Please pull out every line that includes the string "vous".

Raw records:

'''

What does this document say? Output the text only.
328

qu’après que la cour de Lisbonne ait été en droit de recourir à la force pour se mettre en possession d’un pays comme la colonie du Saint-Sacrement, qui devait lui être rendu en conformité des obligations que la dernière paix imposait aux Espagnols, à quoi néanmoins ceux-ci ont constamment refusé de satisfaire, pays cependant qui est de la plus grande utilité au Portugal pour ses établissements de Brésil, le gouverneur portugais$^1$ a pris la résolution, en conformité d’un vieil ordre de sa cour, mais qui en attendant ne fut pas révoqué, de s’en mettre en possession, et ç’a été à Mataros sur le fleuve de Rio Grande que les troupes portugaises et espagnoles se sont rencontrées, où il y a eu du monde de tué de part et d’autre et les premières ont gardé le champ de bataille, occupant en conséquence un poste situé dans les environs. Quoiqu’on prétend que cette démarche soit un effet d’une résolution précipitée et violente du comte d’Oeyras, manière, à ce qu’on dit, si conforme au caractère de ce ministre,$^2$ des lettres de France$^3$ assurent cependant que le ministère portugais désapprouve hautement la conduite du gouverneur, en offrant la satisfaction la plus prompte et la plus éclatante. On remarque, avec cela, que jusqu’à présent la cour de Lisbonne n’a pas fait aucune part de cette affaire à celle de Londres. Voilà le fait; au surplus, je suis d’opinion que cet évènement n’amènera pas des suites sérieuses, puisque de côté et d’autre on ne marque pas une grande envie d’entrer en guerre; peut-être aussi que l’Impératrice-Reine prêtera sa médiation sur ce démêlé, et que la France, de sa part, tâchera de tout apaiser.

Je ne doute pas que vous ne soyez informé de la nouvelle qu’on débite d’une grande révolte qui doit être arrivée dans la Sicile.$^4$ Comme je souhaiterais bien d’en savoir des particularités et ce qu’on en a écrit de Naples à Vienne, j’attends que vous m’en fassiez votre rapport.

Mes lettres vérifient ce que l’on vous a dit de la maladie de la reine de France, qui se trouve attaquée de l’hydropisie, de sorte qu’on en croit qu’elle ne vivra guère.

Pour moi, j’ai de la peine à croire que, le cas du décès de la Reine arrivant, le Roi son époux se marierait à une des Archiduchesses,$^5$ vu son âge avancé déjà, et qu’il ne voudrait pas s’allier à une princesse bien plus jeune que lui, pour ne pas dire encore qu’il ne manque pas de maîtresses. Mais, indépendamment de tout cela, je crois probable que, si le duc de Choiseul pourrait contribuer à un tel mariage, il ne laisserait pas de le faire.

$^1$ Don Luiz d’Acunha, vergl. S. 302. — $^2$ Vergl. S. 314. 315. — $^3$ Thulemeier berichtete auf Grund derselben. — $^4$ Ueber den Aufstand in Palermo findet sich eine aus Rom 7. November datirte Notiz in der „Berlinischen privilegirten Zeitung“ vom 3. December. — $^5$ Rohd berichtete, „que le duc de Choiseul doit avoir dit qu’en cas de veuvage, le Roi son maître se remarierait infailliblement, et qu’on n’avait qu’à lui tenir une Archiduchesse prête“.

'''
'''

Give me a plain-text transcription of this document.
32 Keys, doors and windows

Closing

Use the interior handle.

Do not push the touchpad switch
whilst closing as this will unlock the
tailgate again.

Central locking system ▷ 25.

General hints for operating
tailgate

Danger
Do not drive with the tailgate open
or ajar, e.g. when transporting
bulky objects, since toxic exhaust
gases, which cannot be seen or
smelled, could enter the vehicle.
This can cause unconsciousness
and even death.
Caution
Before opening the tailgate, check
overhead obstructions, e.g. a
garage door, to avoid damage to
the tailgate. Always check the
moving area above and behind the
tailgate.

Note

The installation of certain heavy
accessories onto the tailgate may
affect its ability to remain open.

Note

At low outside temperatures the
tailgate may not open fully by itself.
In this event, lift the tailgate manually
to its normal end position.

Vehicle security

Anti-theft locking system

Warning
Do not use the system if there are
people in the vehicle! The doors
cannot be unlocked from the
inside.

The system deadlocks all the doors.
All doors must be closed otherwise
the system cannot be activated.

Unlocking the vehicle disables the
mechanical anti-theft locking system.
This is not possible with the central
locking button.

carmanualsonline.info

'''

Answer for this exercise >>
Je ne doute pas que vous ne soyez informé de la nouvelle qu’on débite d’une grande révolte qui doit être arrivée dans la Sicile.$^4$ Comme je souhaiterais bien d’en savoir des particularités et ce qu’on en a écrit de Naples à Vienne, j’attends que vous m’en fassiez votre rapport.
Mes lettres vérifient ce que l’on vous a dit de la maladie de la reine de France, qui se trouve attaquée de l’hydropisie, de sorte qu’on en croit qu’elle ne vivra guère.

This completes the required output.